*Written instruction*. Locate the lines where "Revenue" occurs and copy them as they stand.
────────────────────
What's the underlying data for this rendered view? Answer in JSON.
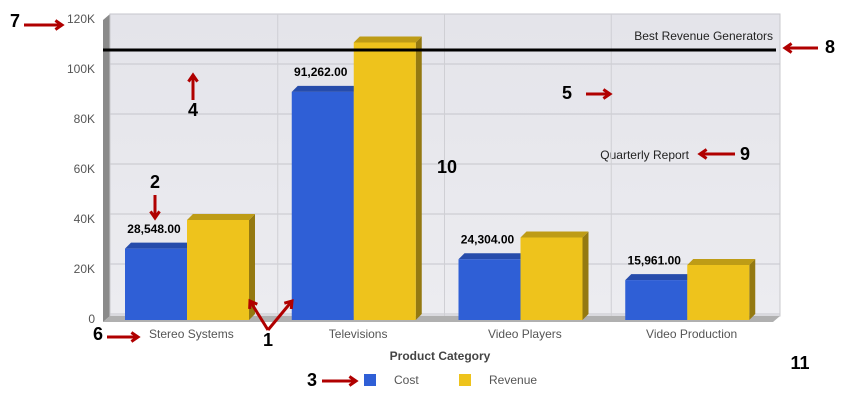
{
  "chart_data": {
    "type": "bar",
    "x_label": "Product Category",
    "categories": [
      "Stereo Systems",
      "Televisions",
      "Video Players",
      "Video Production"
    ],
    "series": [
      {
        "name": "Cost",
        "color": "#2f5fd6",
        "values": [
          28548,
          91262,
          24304,
          15961
        ],
        "value_labels": [
          "28,548.00",
          "91,262.00",
          "24,304.00",
          "15,961.00"
        ]
      },
      {
        "name": "Revenue",
        "color": "#eec31c",
        "values": [
          40000,
          111000,
          33000,
          22000
        ]
      }
    ],
    "ylim": [
      0,
      120000
    ],
    "yticks": [
      0,
      {
        "value": 20000,
        "label": "20K"
      },
      {
        "value": 40000,
        "label": "40K"
      },
      {
        "value": 60000,
        "label": "60K"
      },
      {
        "value": 80000,
        "label": "80K"
      },
      {
        "value": 100000,
        "label": "100K"
      },
      {
        "value": 120000,
        "label": "120K"
      }
    ],
    "grid": true,
    "reference_line": {
      "value": 108000,
      "label": "Best Revenue Generators"
    },
    "annotations": [
      "Quarterly Report"
    ],
    "callouts": [
      "1",
      "2",
      "3",
      "4",
      "5",
      "6",
      "7",
      "8",
      "9",
      "10",
      "11"
    ]
  }
}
────────────────────
*Result of the task*.
        "name": "Revenue",
      "label": "Best Revenue Generators"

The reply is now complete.